▶ WORK TO COMPLETE:
Count the lines below that contain the word "minus". Give only the number.

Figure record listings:
-- START --

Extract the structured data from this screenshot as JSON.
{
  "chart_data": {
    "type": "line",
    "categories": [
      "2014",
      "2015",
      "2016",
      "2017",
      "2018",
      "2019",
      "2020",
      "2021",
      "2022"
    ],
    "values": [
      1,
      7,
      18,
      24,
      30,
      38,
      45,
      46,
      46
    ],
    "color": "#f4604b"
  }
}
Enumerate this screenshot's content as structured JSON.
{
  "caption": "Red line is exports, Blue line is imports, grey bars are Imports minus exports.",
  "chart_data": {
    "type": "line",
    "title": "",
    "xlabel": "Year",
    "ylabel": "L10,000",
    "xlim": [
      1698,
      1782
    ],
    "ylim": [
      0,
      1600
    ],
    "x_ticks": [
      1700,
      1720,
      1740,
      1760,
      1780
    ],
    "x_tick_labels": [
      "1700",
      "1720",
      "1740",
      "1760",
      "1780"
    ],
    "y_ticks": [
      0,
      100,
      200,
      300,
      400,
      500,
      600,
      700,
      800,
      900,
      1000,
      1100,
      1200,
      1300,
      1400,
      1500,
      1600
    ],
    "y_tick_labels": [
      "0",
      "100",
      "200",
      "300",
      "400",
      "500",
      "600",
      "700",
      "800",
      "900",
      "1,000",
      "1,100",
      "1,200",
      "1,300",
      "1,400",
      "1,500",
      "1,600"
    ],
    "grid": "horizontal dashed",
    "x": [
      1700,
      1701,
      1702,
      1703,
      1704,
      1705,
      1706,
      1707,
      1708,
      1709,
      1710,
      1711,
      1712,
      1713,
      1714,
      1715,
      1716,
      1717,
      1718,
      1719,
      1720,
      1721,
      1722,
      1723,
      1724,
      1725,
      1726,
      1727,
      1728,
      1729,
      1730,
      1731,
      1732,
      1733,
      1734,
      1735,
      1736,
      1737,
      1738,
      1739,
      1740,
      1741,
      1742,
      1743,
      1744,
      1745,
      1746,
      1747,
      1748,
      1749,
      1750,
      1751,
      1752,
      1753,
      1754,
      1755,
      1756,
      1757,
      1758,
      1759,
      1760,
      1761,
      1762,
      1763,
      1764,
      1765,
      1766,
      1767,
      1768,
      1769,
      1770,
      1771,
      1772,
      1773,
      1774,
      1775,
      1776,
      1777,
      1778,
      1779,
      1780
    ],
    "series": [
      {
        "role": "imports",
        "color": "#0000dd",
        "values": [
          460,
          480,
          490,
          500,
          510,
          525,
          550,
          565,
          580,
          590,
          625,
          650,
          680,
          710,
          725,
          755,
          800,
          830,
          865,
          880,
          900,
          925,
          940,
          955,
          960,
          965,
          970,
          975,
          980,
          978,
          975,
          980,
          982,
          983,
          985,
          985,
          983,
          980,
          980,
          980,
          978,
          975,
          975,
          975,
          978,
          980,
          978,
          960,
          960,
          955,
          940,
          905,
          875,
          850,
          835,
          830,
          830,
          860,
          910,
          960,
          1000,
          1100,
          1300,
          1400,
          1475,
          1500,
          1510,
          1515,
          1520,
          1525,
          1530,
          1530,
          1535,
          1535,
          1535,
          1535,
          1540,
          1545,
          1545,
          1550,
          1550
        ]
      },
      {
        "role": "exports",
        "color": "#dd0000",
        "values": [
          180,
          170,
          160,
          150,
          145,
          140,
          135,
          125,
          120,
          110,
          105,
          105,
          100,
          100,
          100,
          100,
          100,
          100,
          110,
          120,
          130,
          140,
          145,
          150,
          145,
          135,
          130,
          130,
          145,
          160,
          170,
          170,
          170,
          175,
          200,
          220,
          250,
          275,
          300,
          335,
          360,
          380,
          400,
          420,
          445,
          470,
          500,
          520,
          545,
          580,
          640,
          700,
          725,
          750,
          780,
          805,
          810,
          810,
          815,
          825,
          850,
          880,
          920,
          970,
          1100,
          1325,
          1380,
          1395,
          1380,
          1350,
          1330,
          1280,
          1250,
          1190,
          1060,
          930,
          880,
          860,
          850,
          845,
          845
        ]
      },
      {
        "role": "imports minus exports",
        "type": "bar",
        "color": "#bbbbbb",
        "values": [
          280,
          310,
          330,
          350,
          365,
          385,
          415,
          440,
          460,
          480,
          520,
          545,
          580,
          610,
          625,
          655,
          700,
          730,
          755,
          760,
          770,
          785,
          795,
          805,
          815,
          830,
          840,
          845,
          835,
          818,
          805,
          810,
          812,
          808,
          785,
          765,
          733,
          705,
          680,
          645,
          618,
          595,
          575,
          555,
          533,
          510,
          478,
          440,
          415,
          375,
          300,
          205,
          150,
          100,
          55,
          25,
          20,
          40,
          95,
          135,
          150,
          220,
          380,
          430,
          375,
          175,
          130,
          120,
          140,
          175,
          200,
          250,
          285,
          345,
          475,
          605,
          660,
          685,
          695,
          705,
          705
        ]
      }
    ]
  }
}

-- END --

▶ EXPECTED ANSWER:
2